### PROBLEM DETAILS
Search the material below for the word "Иные" and copy every line in which it occurs.
-- START MATERIAL FOR THE TASK --
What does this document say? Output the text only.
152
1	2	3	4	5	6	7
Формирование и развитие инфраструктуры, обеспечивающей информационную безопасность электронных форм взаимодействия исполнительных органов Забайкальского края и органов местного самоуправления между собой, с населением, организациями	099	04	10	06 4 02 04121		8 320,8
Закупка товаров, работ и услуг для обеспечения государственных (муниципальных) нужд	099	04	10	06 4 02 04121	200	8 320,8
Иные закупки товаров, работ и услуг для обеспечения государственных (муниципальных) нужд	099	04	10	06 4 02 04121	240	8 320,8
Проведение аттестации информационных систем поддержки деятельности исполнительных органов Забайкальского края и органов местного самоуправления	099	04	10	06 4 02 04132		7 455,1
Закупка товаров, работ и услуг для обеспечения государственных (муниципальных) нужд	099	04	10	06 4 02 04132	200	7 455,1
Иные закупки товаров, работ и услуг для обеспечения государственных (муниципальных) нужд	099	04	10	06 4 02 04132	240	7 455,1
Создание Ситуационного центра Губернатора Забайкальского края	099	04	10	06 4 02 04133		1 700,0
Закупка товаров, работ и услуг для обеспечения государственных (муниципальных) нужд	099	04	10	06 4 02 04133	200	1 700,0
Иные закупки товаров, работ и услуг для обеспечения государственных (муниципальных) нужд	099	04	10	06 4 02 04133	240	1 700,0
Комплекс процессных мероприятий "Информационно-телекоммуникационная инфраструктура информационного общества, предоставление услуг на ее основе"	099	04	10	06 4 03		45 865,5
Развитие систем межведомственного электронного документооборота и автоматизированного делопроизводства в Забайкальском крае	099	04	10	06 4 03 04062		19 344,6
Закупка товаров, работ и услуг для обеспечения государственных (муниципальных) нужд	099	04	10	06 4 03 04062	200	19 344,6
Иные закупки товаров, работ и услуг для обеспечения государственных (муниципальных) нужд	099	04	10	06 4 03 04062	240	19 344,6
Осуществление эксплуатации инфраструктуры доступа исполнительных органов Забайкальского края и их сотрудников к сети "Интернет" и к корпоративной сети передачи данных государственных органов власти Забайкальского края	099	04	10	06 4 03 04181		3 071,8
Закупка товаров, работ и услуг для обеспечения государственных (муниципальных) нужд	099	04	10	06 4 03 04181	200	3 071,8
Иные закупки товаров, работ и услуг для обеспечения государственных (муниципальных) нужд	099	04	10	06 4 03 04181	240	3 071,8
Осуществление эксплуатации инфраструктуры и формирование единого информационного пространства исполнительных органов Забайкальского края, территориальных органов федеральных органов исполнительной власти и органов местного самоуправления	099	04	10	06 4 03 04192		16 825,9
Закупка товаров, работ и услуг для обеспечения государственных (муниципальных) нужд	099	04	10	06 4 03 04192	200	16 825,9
-- END MATERIAL FOR THE TASK --
### TASK RESPONSE
Иные закупки товаров, работ и услуг для обеспечения государственных (муниципальных) нужд	099	04	10	06 4 02 04121	240	8 320,8
Иные закупки товаров, работ и услуг для обеспечения государственных (муниципальных) нужд	099	04	10	06 4 02 04132	240	7 455,1
Иные закупки товаров, работ и услуг для обеспечения государственных (муниципальных) нужд	099	04	10	06 4 02 04133	240	1 700,0
Иные закупки товаров, работ и услуг для обеспечения государственных (муниципальных) нужд	099	04	10	06 4 03 04062	240	19 344,6
Иные закупки товаров, работ и услуг для обеспечения государственных (муниципальных) нужд	099	04	10	06 4 03 04181	240	3 071,8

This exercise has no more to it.